> _Exercise requirements_: Omit all images. Write out the rest of the material exactly.

(Data entries)
•••
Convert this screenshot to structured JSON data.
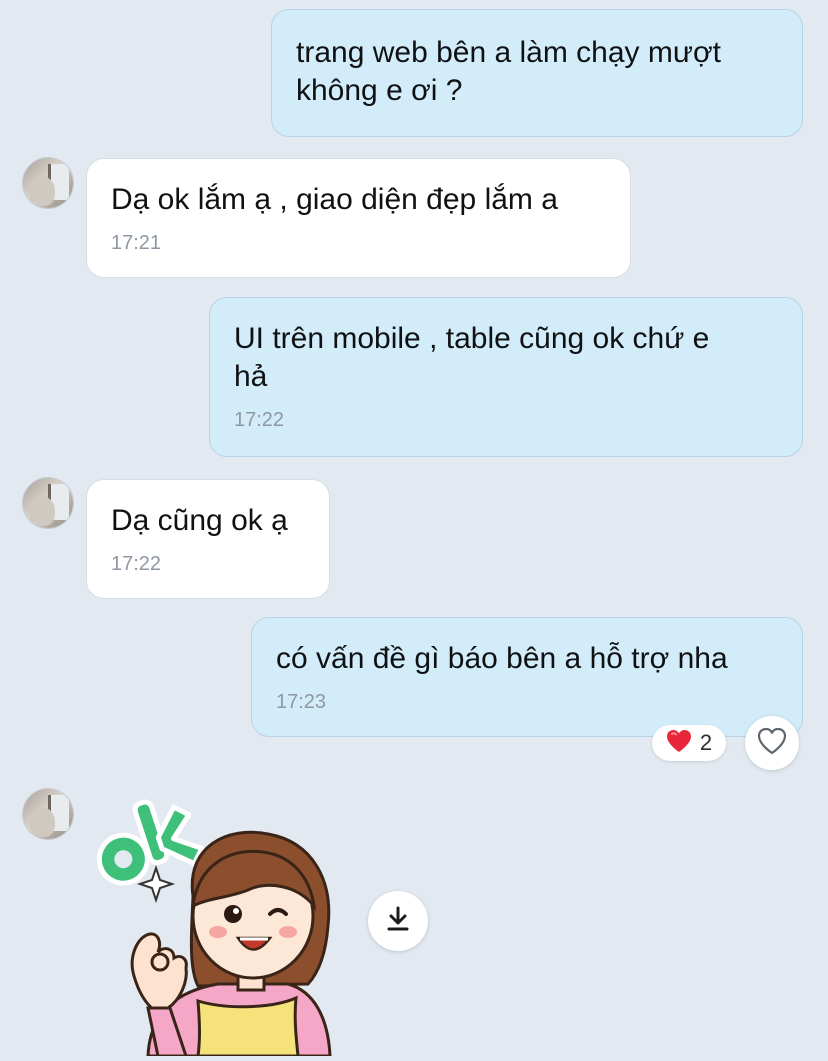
{
  "conversation": {
    "messages": [
      {
        "id": "m1",
        "direction": "outgoing",
        "text": "trang web bên a làm chạy mượt\nkhông e ơi ?",
        "time": ""
      },
      {
        "id": "m2",
        "direction": "incoming",
        "text": "Dạ ok lắm ạ , giao diện đẹp lắm a",
        "time": "17:21"
      },
      {
        "id": "m3",
        "direction": "outgoing",
        "text": "UI trên mobile , table cũng ok chứ e\nhả",
        "time": "17:22"
      },
      {
        "id": "m4",
        "direction": "incoming",
        "text": "Dạ cũng ok ạ",
        "time": "17:22"
      },
      {
        "id": "m5",
        "direction": "outgoing",
        "text": "có vấn đề gì báo bên a hỗ trợ nha",
        "time": "17:23"
      }
    ],
    "reaction": {
      "icon": "heart-icon",
      "count": "2"
    },
    "like_icon": "heart-outline-icon",
    "sticker": {
      "type": "ok-girl-sticker",
      "lettering": "ok"
    },
    "download_icon": "download-icon"
  },
  "colors": {
    "background": "#e2e9f1",
    "outgoing_bubble": "#d3ecfa",
    "incoming_bubble": "#ffffff",
    "timestamp": "#8f98a2",
    "reaction_heart": "#e8283a",
    "sticker_ok_green": "#3fc07a"
  }
}
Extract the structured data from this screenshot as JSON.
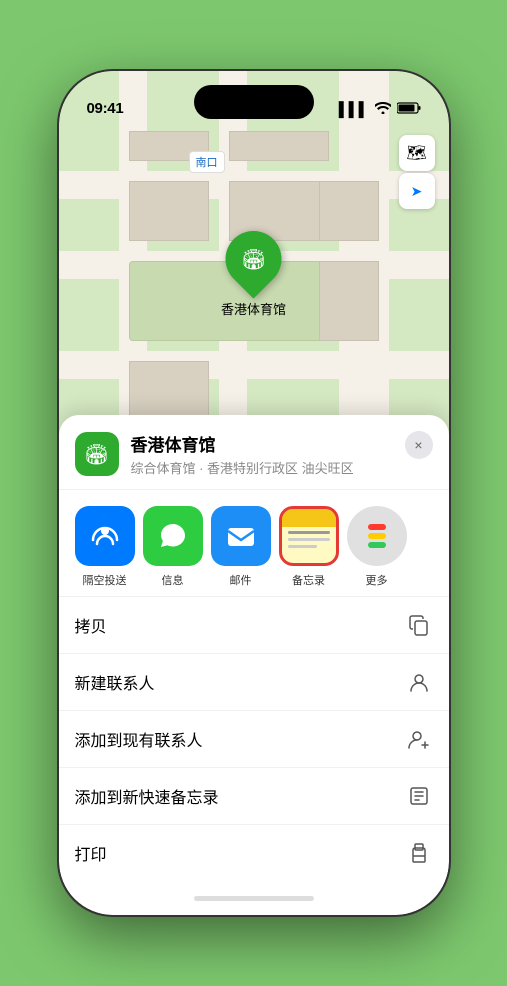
{
  "status_bar": {
    "time": "09:41",
    "signal": "▌▌▌",
    "wifi": "wifi",
    "battery": "battery"
  },
  "map": {
    "label_text": "南口",
    "pin_label": "香港体育馆",
    "controls": {
      "map_icon": "🗺",
      "location_icon": "➤"
    }
  },
  "sheet": {
    "venue_name": "香港体育馆",
    "venue_desc": "综合体育馆 · 香港特别行政区 油尖旺区",
    "close_label": "×",
    "share_items": [
      {
        "id": "airdrop",
        "label": "隔空投送"
      },
      {
        "id": "message",
        "label": "信息"
      },
      {
        "id": "mail",
        "label": "邮件"
      },
      {
        "id": "notes",
        "label": "备忘录"
      },
      {
        "id": "more",
        "label": "更多"
      }
    ],
    "actions": [
      {
        "id": "copy",
        "label": "拷贝",
        "icon": "copy"
      },
      {
        "id": "new-contact",
        "label": "新建联系人",
        "icon": "person"
      },
      {
        "id": "add-contact",
        "label": "添加到现有联系人",
        "icon": "person-add"
      },
      {
        "id": "add-note",
        "label": "添加到新快速备忘录",
        "icon": "note"
      },
      {
        "id": "print",
        "label": "打印",
        "icon": "print"
      }
    ]
  }
}
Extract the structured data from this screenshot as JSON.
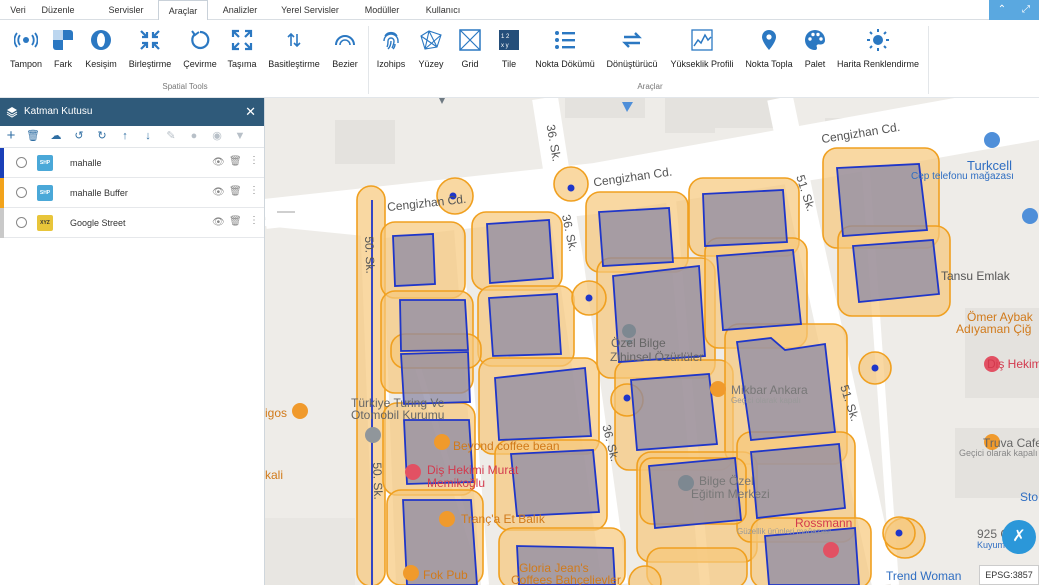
{
  "menu": {
    "tabs": [
      "Veri",
      "Düzenle",
      "Servisler",
      "Araçlar",
      "Analizler",
      "Yerel Servisler",
      "Modüller",
      "Kullanıcı"
    ],
    "active": "Araçlar"
  },
  "ribbon": {
    "spatial_tools": [
      "Tampon",
      "Fark",
      "Kesişim",
      "Birleştirme",
      "Çevirme",
      "Taşıma",
      "Basitleştirme",
      "Bezier"
    ],
    "spatial_group_label": "Spatial Tools",
    "tools": [
      "Izohips",
      "Yüzey",
      "Grid",
      "Tile",
      "Nokta Dökümü",
      "Dönüştürücü",
      "Yükseklik Profili",
      "Nokta Topla",
      "Palet",
      "Harita Renklendirme"
    ],
    "tools_group_label": "Araçlar"
  },
  "layer_panel": {
    "title": "Katman Kutusu",
    "layers": [
      {
        "name": "mahalle",
        "color": "#1a3fb8",
        "icon_text": "SHP"
      },
      {
        "name": "mahalle Buffer",
        "color": "#f2a31b",
        "icon_text": "SHP"
      },
      {
        "name": "Google Street",
        "color": "#c9c9c9",
        "icon_text": "XYZ"
      }
    ]
  },
  "map": {
    "streets": [
      "Cengizhan Cd.",
      "Cengizhan Cd.",
      "Cengizhan Cd.",
      "36. Sk.",
      "36. Sk.",
      "36. Sk.",
      "50. Sk.",
      "50. Sk.",
      "51. Sk.",
      "51. Sk."
    ],
    "pois": [
      "Turkcell",
      "Cep telefonu mağazası",
      "Tansu Emlak",
      "Ömer Aybak",
      "Adıyaman Çiğ",
      "Diş Hekim",
      "Özel Bilge",
      "Zihinsel Özürlüler",
      "Türkiye Turing Ve",
      "Otomobil Kurumu",
      "Beyond coffee bean",
      "Diş Hekimi Murat",
      "Memikoğlu",
      "Tranç'a Et Balık",
      "Fok Pub",
      "Gloria Jean's",
      "Coffees Bahçelievler",
      "Mikbar Ankara",
      "Geçici olarak kapalı",
      "Bilge Özel",
      "Eğitim Merkezi",
      "Rossmann",
      "Güzellik ürünleri mağazası",
      "Truva Cafe",
      "Geçici olarak kapalı",
      "Trend Woman",
      "igos",
      "kali",
      "Sto",
      "925 G",
      "Kuyumcu"
    ]
  },
  "epsg": "EPSG:3857"
}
•••
> _Answer to the exercise_:
Convert this screenshot to structured JSON data.
{
  "conversation": {
    "messages": [
      {
        "id": "m1",
        "direction": "outgoing",
        "text": "trang web bên a làm chạy mượt\nkhông e ơi ?",
        "time": ""
      },
      {
        "id": "m2",
        "direction": "incoming",
        "text": "Dạ ok lắm ạ , giao diện đẹp lắm a",
        "time": "17:21"
      },
      {
        "id": "m3",
        "direction": "outgoing",
        "text": "UI trên mobile , table cũng ok chứ e\nhả",
        "time": "17:22"
      },
      {
        "id": "m4",
        "direction": "incoming",
        "text": "Dạ cũng ok ạ",
        "time": "17:22"
      },
      {
        "id": "m5",
        "direction": "outgoing",
        "text": "có vấn đề gì báo bên a hỗ trợ nha",
        "time": "17:23"
      }
    ],
    "reaction": {
      "icon": "heart-icon",
      "count": "2"
    },
    "like_icon": "heart-outline-icon",
    "sticker": {
      "type": "ok-girl-sticker",
      "lettering": "ok"
    },
    "download_icon": "download-icon"
  },
  "colors": {
    "background": "#e2e9f1",
    "outgoing_bubble": "#d3ecfa",
    "incoming_bubble": "#ffffff",
    "timestamp": "#8f98a2",
    "reaction_heart": "#e8283a",
    "sticker_ok_green": "#3fc07a"
  }
}
Extract the structured data from this screenshot as JSON.
{
  "status_bar": {
    "time": "09:41",
    "signal": "▌▌▌",
    "wifi": "wifi",
    "battery": "battery"
  },
  "map": {
    "label_text": "南口",
    "pin_label": "香港体育馆",
    "controls": {
      "map_icon": "🗺",
      "location_icon": "➤"
    }
  },
  "sheet": {
    "venue_name": "香港体育馆",
    "venue_desc": "综合体育馆 · 香港特别行政区 油尖旺区",
    "close_label": "×",
    "share_items": [
      {
        "id": "airdrop",
        "label": "隔空投送"
      },
      {
        "id": "message",
        "label": "信息"
      },
      {
        "id": "mail",
        "label": "邮件"
      },
      {
        "id": "notes",
        "label": "备忘录"
      },
      {
        "id": "more",
        "label": "更多"
      }
    ],
    "actions": [
      {
        "id": "copy",
        "label": "拷贝",
        "icon": "copy"
      },
      {
        "id": "new-contact",
        "label": "新建联系人",
        "icon": "person"
      },
      {
        "id": "add-contact",
        "label": "添加到现有联系人",
        "icon": "person-add"
      },
      {
        "id": "add-note",
        "label": "添加到新快速备忘录",
        "icon": "note"
      },
      {
        "id": "print",
        "label": "打印",
        "icon": "print"
      }
    ]
  }
}
Extract the structured data from this screenshot as JSON.
{
  "menu": {
    "tabs": [
      "Veri",
      "Düzenle",
      "Servisler",
      "Araçlar",
      "Analizler",
      "Yerel Servisler",
      "Modüller",
      "Kullanıcı"
    ],
    "active": "Araçlar"
  },
  "ribbon": {
    "spatial_tools": [
      "Tampon",
      "Fark",
      "Kesişim",
      "Birleştirme",
      "Çevirme",
      "Taşıma",
      "Basitleştirme",
      "Bezier"
    ],
    "spatial_group_label": "Spatial Tools",
    "tools": [
      "Izohips",
      "Yüzey",
      "Grid",
      "Tile",
      "Nokta Dökümü",
      "Dönüştürücü",
      "Yükseklik Profili",
      "Nokta Topla",
      "Palet",
      "Harita Renklendirme"
    ],
    "tools_group_label": "Araçlar"
  },
  "layer_panel": {
    "title": "Katman Kutusu",
    "layers": [
      {
        "name": "mahalle",
        "color": "#1a3fb8",
        "icon_text": "SHP"
      },
      {
        "name": "mahalle Buffer",
        "color": "#f2a31b",
        "icon_text": "SHP"
      },
      {
        "name": "Google Street",
        "color": "#c9c9c9",
        "icon_text": "XYZ"
      }
    ]
  },
  "map": {
    "streets": [
      "Cengizhan Cd.",
      "Cengizhan Cd.",
      "Cengizhan Cd.",
      "36. Sk.",
      "36. Sk.",
      "36. Sk.",
      "50. Sk.",
      "50. Sk.",
      "51. Sk.",
      "51. Sk."
    ],
    "pois": [
      "Turkcell",
      "Cep telefonu mağazası",
      "Tansu Emlak",
      "Ömer Aybak",
      "Adıyaman Çiğ",
      "Diş Hekim",
      "Özel Bilge",
      "Zihinsel Özürlüler",
      "Türkiye Turing Ve",
      "Otomobil Kurumu",
      "Beyond coffee bean",
      "Diş Hekimi Murat",
      "Memikoğlu",
      "Tranç'a Et Balık",
      "Fok Pub",
      "Gloria Jean's",
      "Coffees Bahçelievler",
      "Mikbar Ankara",
      "Geçici olarak kapalı",
      "Bilge Özel",
      "Eğitim Merkezi",
      "Rossmann",
      "Güzellik ürünleri mağazası",
      "Truva Cafe",
      "Geçici olarak kapalı",
      "Trend Woman",
      "igos",
      "kali",
      "Sto",
      "925 G",
      "Kuyumcu"
    ]
  },
  "epsg": "EPSG:3857"
}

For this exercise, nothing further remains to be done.